"""

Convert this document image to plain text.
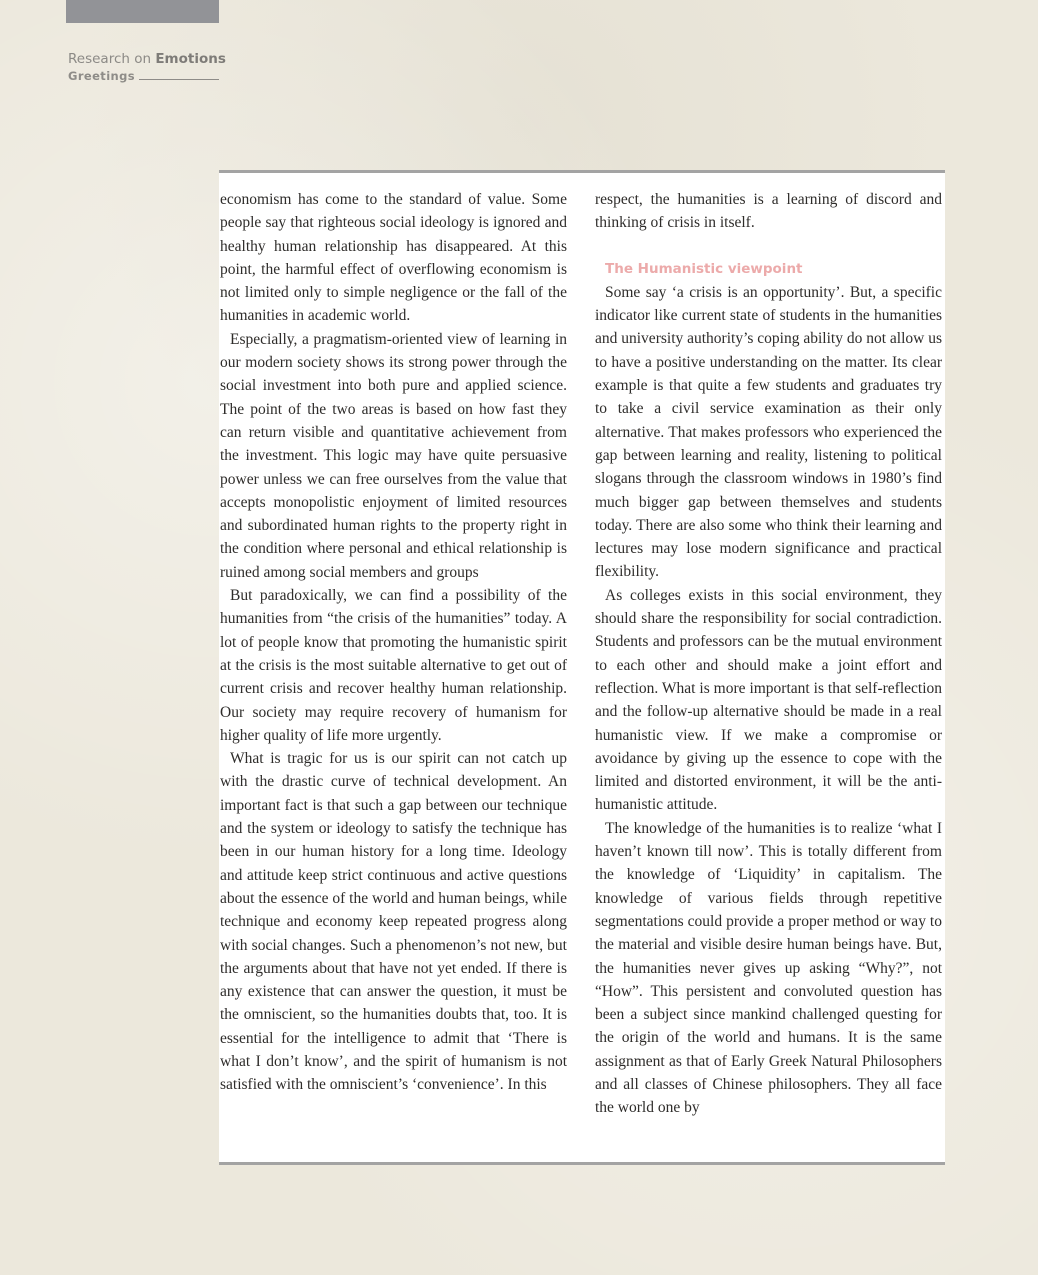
Research on Emotions
Greetings

economism has come to the standard of value. Some people say that righteous social ideology is ignored and healthy human relationship has disappeared. At this point, the harmful effect of overflowing economism is not limited only to simple negligence or the fall of the humanities in academic world.

Especially, a pragmatism-oriented view of learning in our modern society shows its strong power through the social investment into both pure and applied science. The point of the two areas is based on how fast they can return visible and quantitative achievement from the investment. This logic may have quite persuasive power unless we can free ourselves from the value that accepts monopolistic enjoyment of limited resources and subordinated human rights to the property right in the condition where personal and ethical relationship is ruined among social members and groups

But paradoxically, we can find a possibility of the humanities from “the crisis of the humanities” today. A lot of people know that promoting the humanistic spirit at the crisis is the most suitable alternative to get out of current crisis and recover healthy human relationship. Our society may require recovery of humanism for higher quality of life more urgently.

What is tragic for us is our spirit can not catch up with the drastic curve of technical development. An important fact is that such a gap between our technique and the system or ideology to satisfy the technique has been in our human history for a long time. Ideology and attitude keep strict continuous and active questions about the essence of the world and human beings, while technique and economy keep repeated progress along with social changes. Such a phenomenon’s not new, but the arguments about that have not yet ended. If there is any existence that can answer the question, it must be the omniscient, so the humanities doubts that, too. It is essential for the intelligence to admit that ‘There is what I don’t know’, and the spirit of humanism is not satisfied with the omniscient’s ‘convenience’. In this

respect, the humanities is a learning of discord and thinking of crisis in itself.

The Humanistic viewpoint

Some say ‘a crisis is an opportunity’. But, a specific indicator like current state of students in the humanities and university authority’s coping ability do not allow us to have a positive understanding on the matter. Its clear example is that quite a few students and graduates try to take a civil service examination as their only alternative. That makes professors who experienced the gap between learning and reality, listening to political slogans through the classroom windows in 1980’s find much bigger gap between themselves and students today. There are also some who think their learning and lectures may lose modern significance and practical flexibility.

As colleges exists in this social environment, they should share the responsibility for social contradiction. Students and professors can be the mutual environment to each other and should make a joint effort and reflection. What is more important is that self-reflection and the follow-up alternative should be made in a real humanistic view. If we make a compromise or avoidance by giving up the essence to cope with the limited and distorted environment, it will be the anti-humanistic attitude.

The knowledge of the humanities is to realize ‘what I haven’t known till now’. This is totally different from the knowledge of ‘Liquidity’ in capitalism. The knowledge of various fields through repetitive segmentations could provide a proper method or way to the material and visible desire human beings have. But, the humanities never gives up asking “Why?”, not “How”. This persistent and convoluted question has been a subject since mankind challenged questing for the origin of the world and humans. It is the same assignment as that of Early Greek Natural Philosophers and all classes of Chinese philosophers. They all face the world one by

"""

#### Aim:
Lines of the material that contain the word "important" are to be gathered.

#### Task result:
What is tragic for us is our spirit can not catch up with the drastic curve of technical development. An important fact is that such a gap between our technique and the system or ideology to satisfy the technique has been in our human history for a long time. Ideology and attitude keep strict continuous and active questions about the essence of the world and human beings, while technique and economy keep repeated progress along with social changes. Such a phenomenon’s not new, but the arguments about that have not yet ended. If there is any existence that can answer the question, it must be the omniscient, so the humanities doubts that, too. It is essential for the intelligence to admit that ‘There is what I don’t know’, and the spirit of humanism is not satisfied with the omniscient’s ‘convenience’. In this
As colleges exists in this social environment, they should share the responsibility for social contradiction. Students and professors can be the mutual environment to each other and should make a joint effort and reflection. What is more important is that self-reflection and the follow-up alternative should be made in a real humanistic view. If we make a compromise or avoidance by giving up the essence to cope with the limited and distorted environment, it will be the anti-humanistic attitude.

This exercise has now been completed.